= Your instructions =
Wherever the string "this" appears in a line, extract that line.

= Source data =
·····

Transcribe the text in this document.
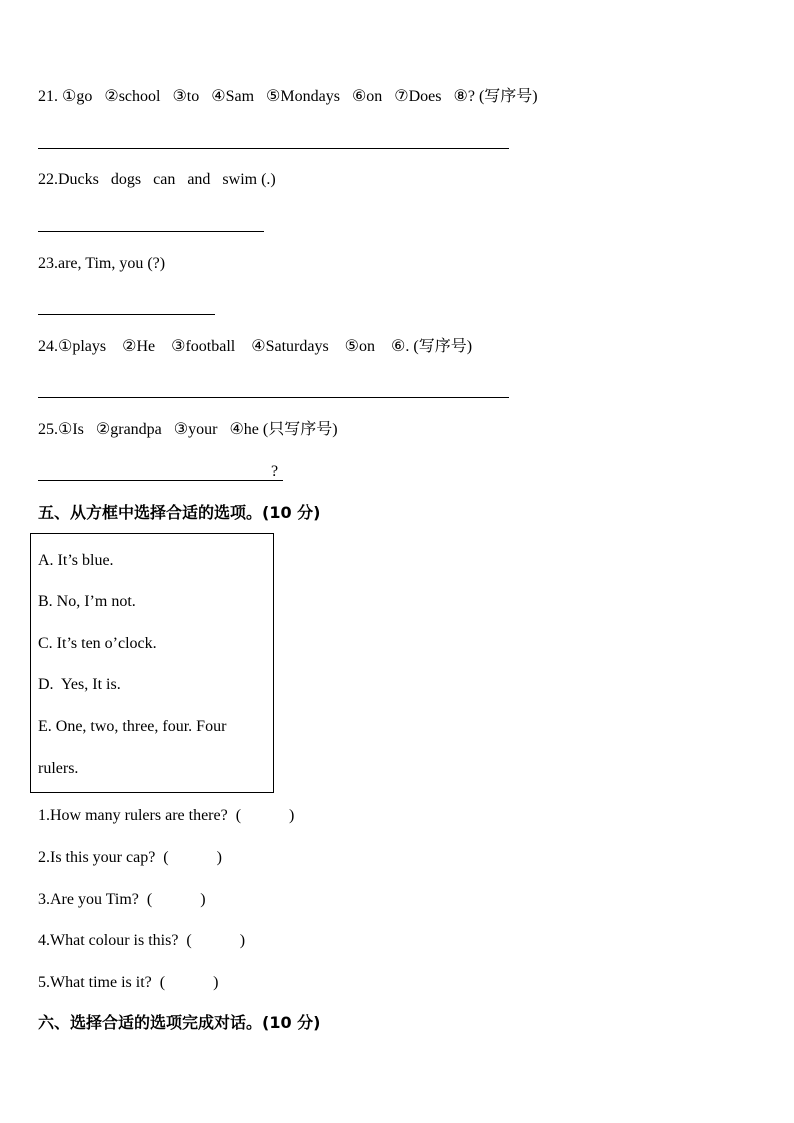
21. ①go   ②school   ③to   ④Sam   ⑤Mondays   ⑥on   ⑦Does   ⑧? (写序号)
22.Ducks   dogs   can   and   swim (.)
23.are, Tim, you (?)
24.①plays    ②He    ③football    ④Saturdays    ⑤on    ⑥. (写序号)
25.①Is   ②grandpa   ③your   ④he (只写序号)
?
五、从方框中选择合适的选项。(10 分)
A. It’s blue.
B. No, I’m not.
C. It’s ten o’clock.
D.  Yes, It is.
E. One, two, three, four. Four
rulers.
1.How many rulers are there?  (            )
2.Is this your cap?  (            )
3.Are you Tim?  (            )
4.What colour is this?  (            )
5.What time is it?  (            )
六、选择合适的选项完成对话。(10 分)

·····

= Finished answer =
Transcribe the text in this document.
2.Is this your cap?  (            )
4.What colour is this?  (            )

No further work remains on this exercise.